WHAT IS EXPECTED
Check every line below for the string "Application", and copy the lines that contain it.

Dataset excerpt:
§
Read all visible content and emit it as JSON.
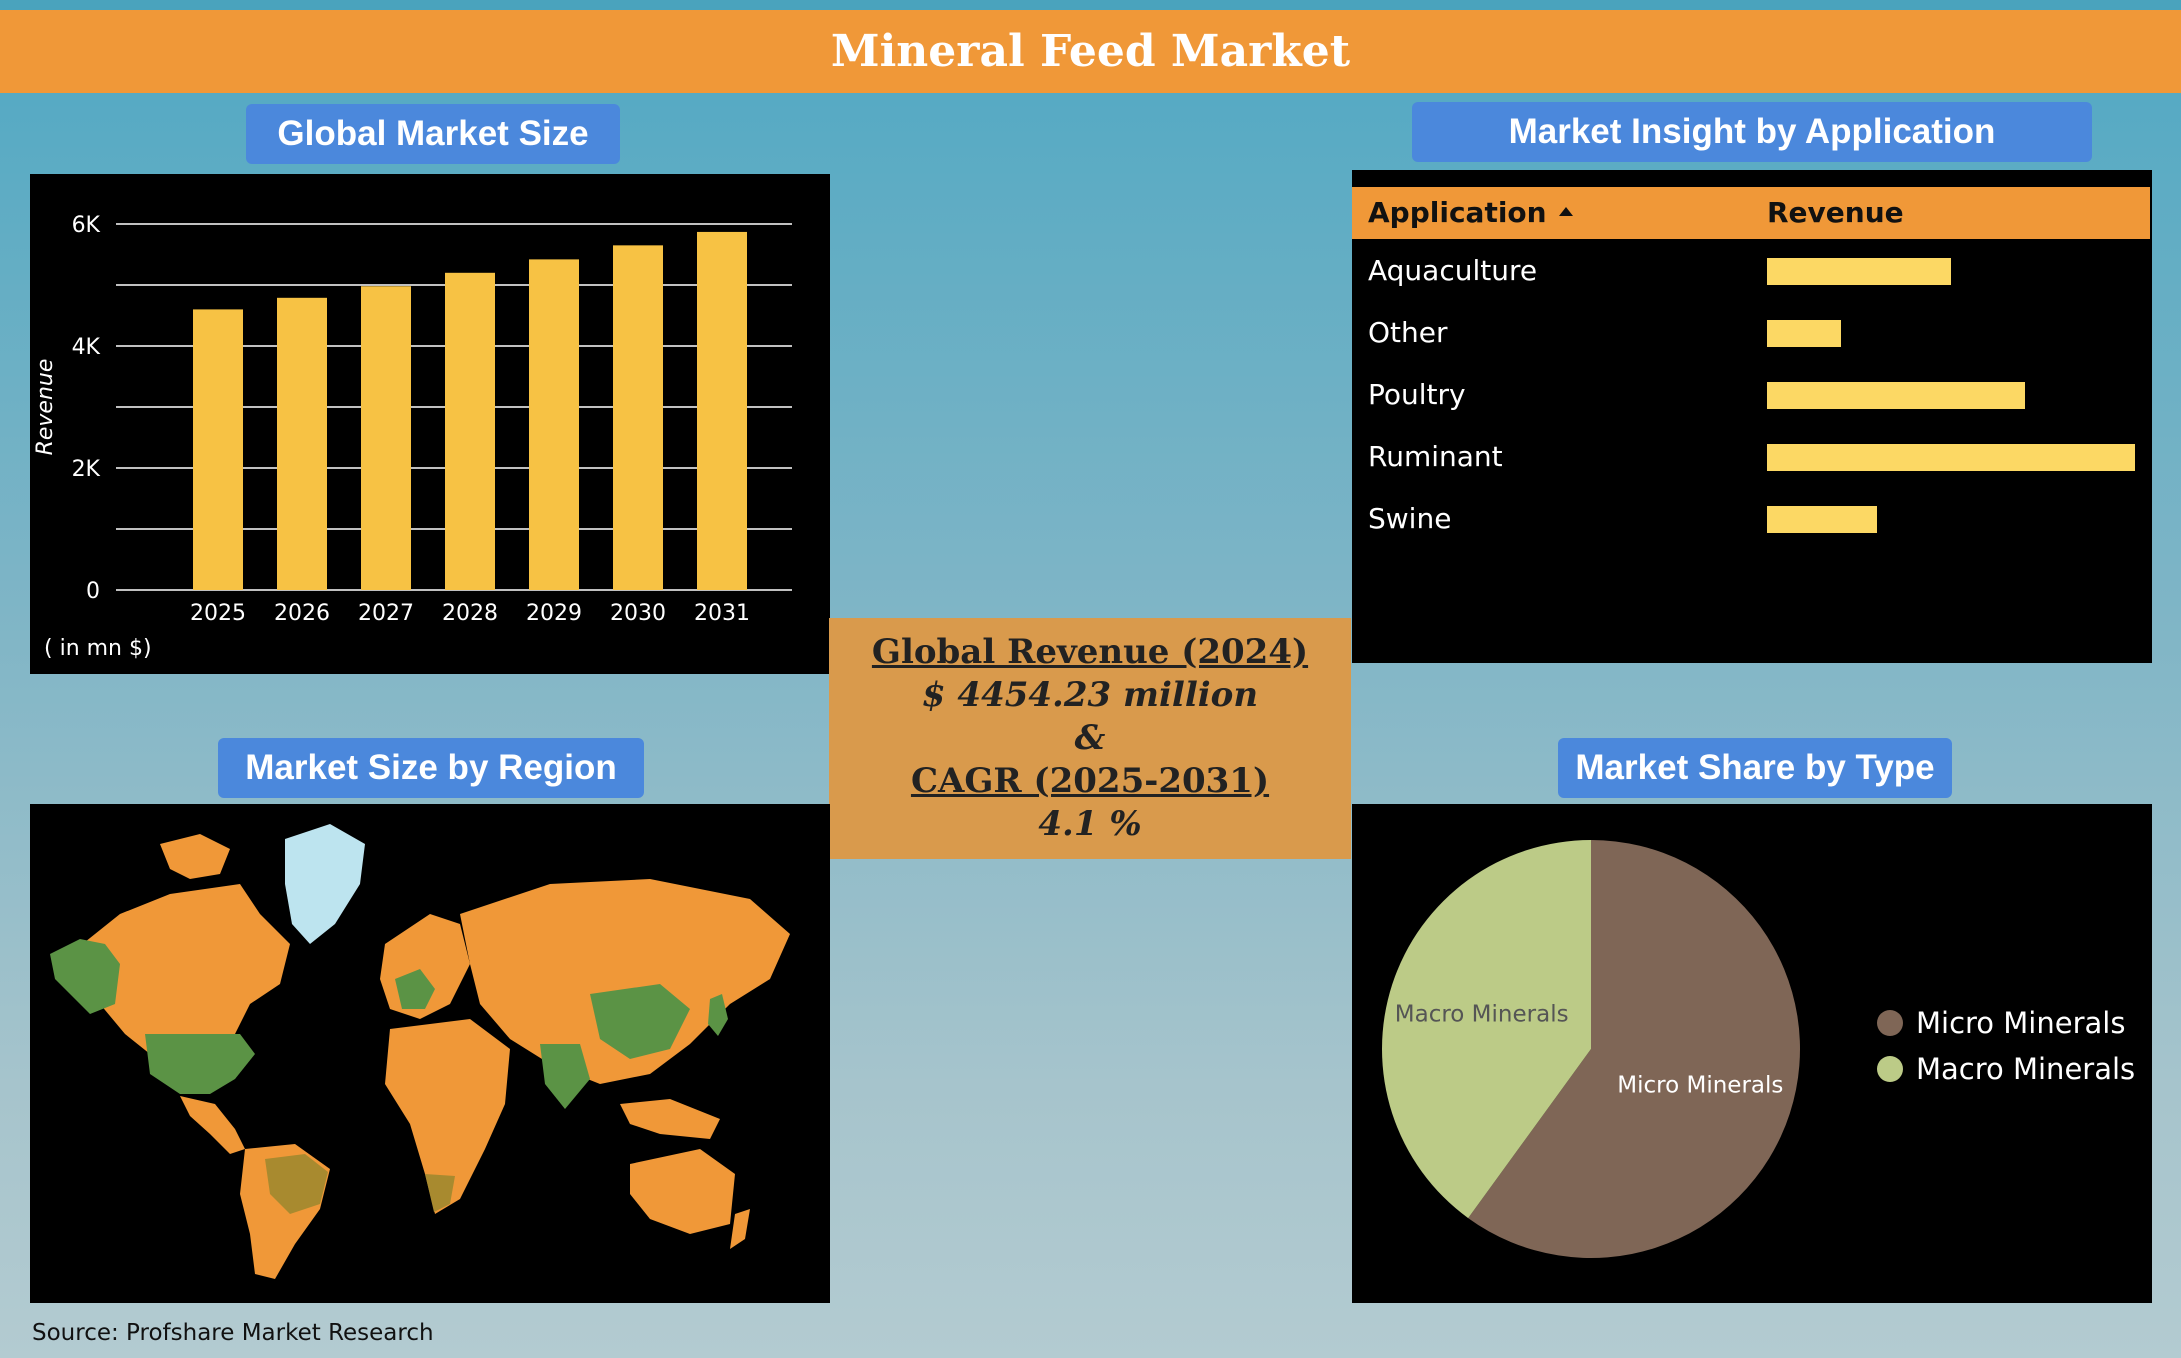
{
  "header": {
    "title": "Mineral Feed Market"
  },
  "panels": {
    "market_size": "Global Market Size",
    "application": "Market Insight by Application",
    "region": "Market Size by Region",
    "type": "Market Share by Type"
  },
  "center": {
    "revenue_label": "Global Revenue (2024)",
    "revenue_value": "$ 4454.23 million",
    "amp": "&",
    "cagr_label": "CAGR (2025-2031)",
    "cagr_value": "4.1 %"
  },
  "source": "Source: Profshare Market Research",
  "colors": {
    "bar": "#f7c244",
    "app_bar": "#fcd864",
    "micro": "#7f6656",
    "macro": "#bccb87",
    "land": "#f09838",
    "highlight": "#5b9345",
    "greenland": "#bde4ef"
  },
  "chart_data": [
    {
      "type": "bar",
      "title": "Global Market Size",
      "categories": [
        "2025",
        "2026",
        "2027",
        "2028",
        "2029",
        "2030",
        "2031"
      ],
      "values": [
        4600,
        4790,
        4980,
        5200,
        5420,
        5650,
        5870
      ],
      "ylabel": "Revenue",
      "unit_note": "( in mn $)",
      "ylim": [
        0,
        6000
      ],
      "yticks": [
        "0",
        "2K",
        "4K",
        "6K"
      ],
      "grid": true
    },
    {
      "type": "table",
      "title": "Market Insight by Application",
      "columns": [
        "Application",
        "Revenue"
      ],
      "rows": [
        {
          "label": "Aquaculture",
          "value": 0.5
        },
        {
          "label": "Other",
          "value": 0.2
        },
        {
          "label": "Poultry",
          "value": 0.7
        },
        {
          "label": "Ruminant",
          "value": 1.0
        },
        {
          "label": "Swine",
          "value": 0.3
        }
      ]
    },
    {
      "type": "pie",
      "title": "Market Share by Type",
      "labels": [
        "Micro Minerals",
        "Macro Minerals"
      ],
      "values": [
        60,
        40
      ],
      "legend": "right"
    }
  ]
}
§
FULL RESPONSE
    "application": "Market Insight by Application",
      "title": "Market Insight by Application",
        "Application",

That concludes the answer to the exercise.